» **Data rows**
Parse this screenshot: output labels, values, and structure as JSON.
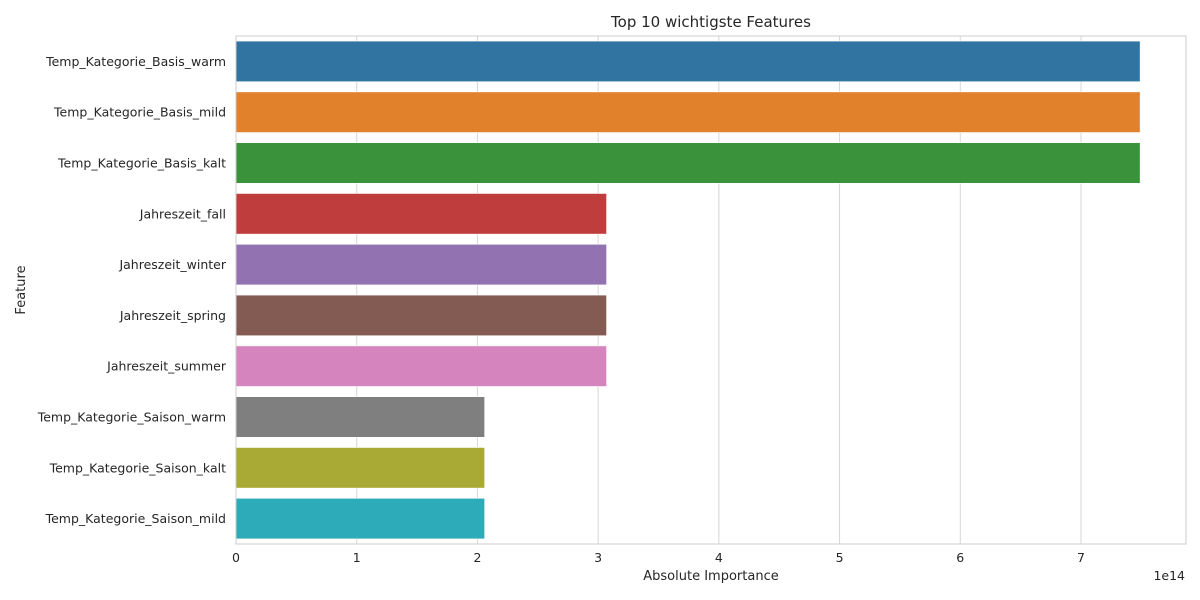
{
  "chart_data": {
    "type": "bar",
    "orientation": "horizontal",
    "title": "Top 10 wichtigste Features",
    "xlabel": "Absolute Importance",
    "ylabel": "Feature",
    "x_offset_label": "1e14",
    "x_ticks": [
      0,
      1,
      2,
      3,
      4,
      5,
      6,
      7
    ],
    "xlim": [
      0,
      7.87
    ],
    "grid": "vertical",
    "categories": [
      "Temp_Kategorie_Basis_warm",
      "Temp_Kategorie_Basis_mild",
      "Temp_Kategorie_Basis_kalt",
      "Jahreszeit_fall",
      "Jahreszeit_winter",
      "Jahreszeit_spring",
      "Jahreszeit_summer",
      "Temp_Kategorie_Saison_warm",
      "Temp_Kategorie_Saison_kalt",
      "Temp_Kategorie_Saison_mild"
    ],
    "values": [
      7.49,
      7.49,
      7.49,
      3.07,
      3.07,
      3.07,
      3.07,
      2.06,
      2.06,
      2.06
    ],
    "colors": [
      "#3274a1",
      "#e1812c",
      "#3a923a",
      "#c03d3e",
      "#9372b2",
      "#845b53",
      "#d684bd",
      "#7f7f7f",
      "#a9aa35",
      "#2eabb8"
    ]
  }
}
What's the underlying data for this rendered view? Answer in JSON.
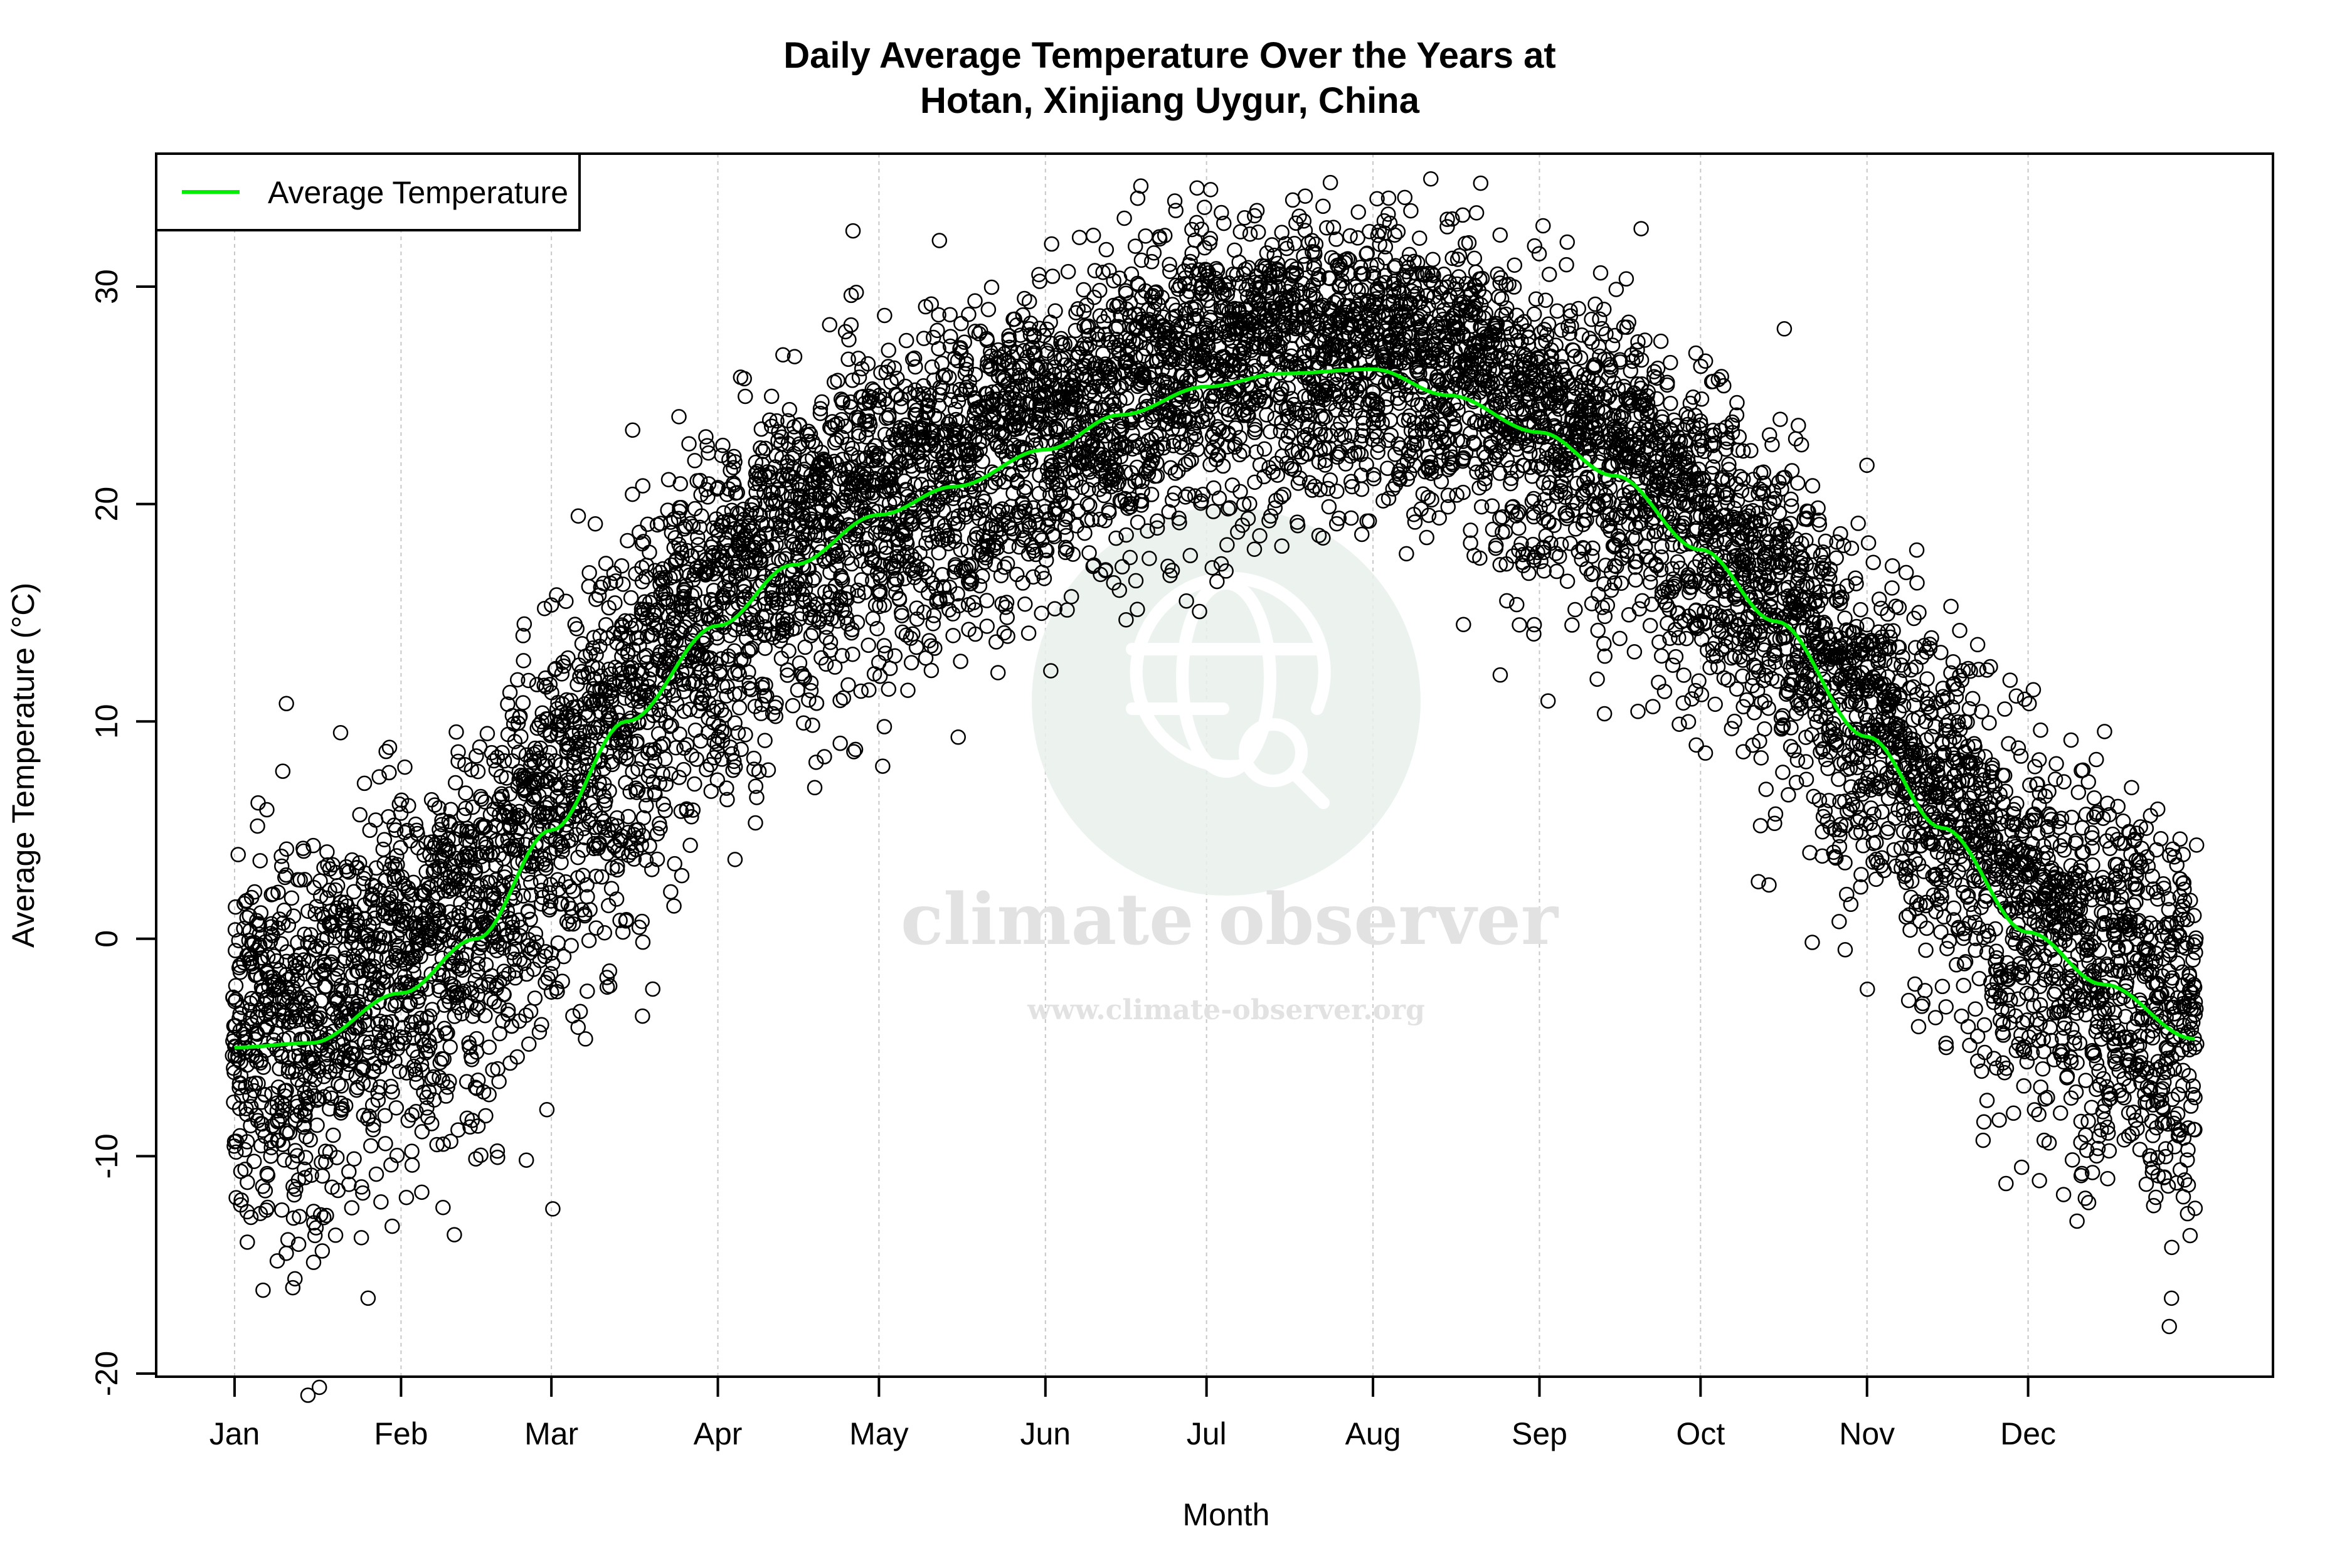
{
  "chart_data": {
    "type": "scatter",
    "title": "Daily Average Temperature Over the Years at",
    "subtitle": "Hotan, Xinjiang Uygur, China",
    "xlabel": "Month",
    "ylabel": "Average Temperature (°C)",
    "x_ticks": [
      {
        "label": "Jan",
        "day": 1
      },
      {
        "label": "Feb",
        "day": 32
      },
      {
        "label": "Mar",
        "day": 60
      },
      {
        "label": "Apr",
        "day": 91
      },
      {
        "label": "May",
        "day": 121
      },
      {
        "label": "Jun",
        "day": 152
      },
      {
        "label": "Jul",
        "day": 182
      },
      {
        "label": "Aug",
        "day": 213
      },
      {
        "label": "Sep",
        "day": 244
      },
      {
        "label": "Oct",
        "day": 274
      },
      {
        "label": "Nov",
        "day": 305
      },
      {
        "label": "Dec",
        "day": 335
      }
    ],
    "y_ticks": [
      "-20",
      "-10",
      "0",
      "10",
      "20",
      "30"
    ],
    "xlim": [
      1,
      366
    ],
    "ylim": [
      -20,
      34
    ],
    "grid": "vertical dotted at month ticks",
    "legend": {
      "placement": "top-left",
      "entries": [
        {
          "name": "Average Temperature",
          "color": "#00ee00"
        }
      ]
    },
    "point_color": "#000000",
    "average_curve": {
      "name": "Average Temperature",
      "color": "#00ee00",
      "day": [
        1,
        15,
        32,
        46,
        60,
        74,
        91,
        105,
        121,
        135,
        152,
        166,
        182,
        196,
        213,
        227,
        244,
        258,
        274,
        288,
        305,
        319,
        335,
        349,
        366
      ],
      "value": [
        -5.0,
        -4.8,
        -2.5,
        0.0,
        5.0,
        10.0,
        14.4,
        17.2,
        19.5,
        20.8,
        22.5,
        24.1,
        25.4,
        26.0,
        26.2,
        25.0,
        23.3,
        21.3,
        17.9,
        14.6,
        9.3,
        5.1,
        0.3,
        -2.1,
        -4.6
      ]
    }
  },
  "watermark": {
    "name": "climate observer",
    "url": "www.climate-observer.org"
  }
}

» **Task**
Keep the pictures out of your copy, and repeat every entry above exactly.

» **Result of this exercise**
Parse this screenshot: output labels, values, and structure as JSON.
{
  "chart_data": {
    "type": "bar",
    "orientation": "horizontal",
    "title": "Top 10 wichtigste Features",
    "xlabel": "Absolute Importance",
    "ylabel": "Feature",
    "x_offset_label": "1e14",
    "x_ticks": [
      0,
      1,
      2,
      3,
      4,
      5,
      6,
      7
    ],
    "xlim": [
      0,
      7.87
    ],
    "grid": "vertical",
    "categories": [
      "Temp_Kategorie_Basis_warm",
      "Temp_Kategorie_Basis_mild",
      "Temp_Kategorie_Basis_kalt",
      "Jahreszeit_fall",
      "Jahreszeit_winter",
      "Jahreszeit_spring",
      "Jahreszeit_summer",
      "Temp_Kategorie_Saison_warm",
      "Temp_Kategorie_Saison_kalt",
      "Temp_Kategorie_Saison_mild"
    ],
    "values": [
      7.49,
      7.49,
      7.49,
      3.07,
      3.07,
      3.07,
      3.07,
      2.06,
      2.06,
      2.06
    ],
    "colors": [
      "#3274a1",
      "#e1812c",
      "#3a923a",
      "#c03d3e",
      "#9372b2",
      "#845b53",
      "#d684bd",
      "#7f7f7f",
      "#a9aa35",
      "#2eabb8"
    ]
  }
}
What's the underlying data for this rendered view? Answer in JSON.
{
  "chart_data": {
    "type": "scatter",
    "title": "Daily Average Temperature Over the Years at",
    "subtitle": "Hotan, Xinjiang Uygur, China",
    "xlabel": "Month",
    "ylabel": "Average Temperature (°C)",
    "x_ticks": [
      {
        "label": "Jan",
        "day": 1
      },
      {
        "label": "Feb",
        "day": 32
      },
      {
        "label": "Mar",
        "day": 60
      },
      {
        "label": "Apr",
        "day": 91
      },
      {
        "label": "May",
        "day": 121
      },
      {
        "label": "Jun",
        "day": 152
      },
      {
        "label": "Jul",
        "day": 182
      },
      {
        "label": "Aug",
        "day": 213
      },
      {
        "label": "Sep",
        "day": 244
      },
      {
        "label": "Oct",
        "day": 274
      },
      {
        "label": "Nov",
        "day": 305
      },
      {
        "label": "Dec",
        "day": 335
      }
    ],
    "y_ticks": [
      "-20",
      "-10",
      "0",
      "10",
      "20",
      "30"
    ],
    "xlim": [
      1,
      366
    ],
    "ylim": [
      -20,
      34
    ],
    "grid": "vertical dotted at month ticks",
    "legend": {
      "placement": "top-left",
      "entries": [
        {
          "name": "Average Temperature",
          "color": "#00ee00"
        }
      ]
    },
    "point_color": "#000000",
    "average_curve": {
      "name": "Average Temperature",
      "color": "#00ee00",
      "day": [
        1,
        15,
        32,
        46,
        60,
        74,
        91,
        105,
        121,
        135,
        152,
        166,
        182,
        196,
        213,
        227,
        244,
        258,
        274,
        288,
        305,
        319,
        335,
        349,
        366
      ],
      "value": [
        -5.0,
        -4.8,
        -2.5,
        0.0,
        5.0,
        10.0,
        14.4,
        17.2,
        19.5,
        20.8,
        22.5,
        24.1,
        25.4,
        26.0,
        26.2,
        25.0,
        23.3,
        21.3,
        17.9,
        14.6,
        9.3,
        5.1,
        0.3,
        -2.1,
        -4.6
      ]
    }
  },
  "watermark": {
    "name": "climate observer",
    "url": "www.climate-observer.org"
  }
}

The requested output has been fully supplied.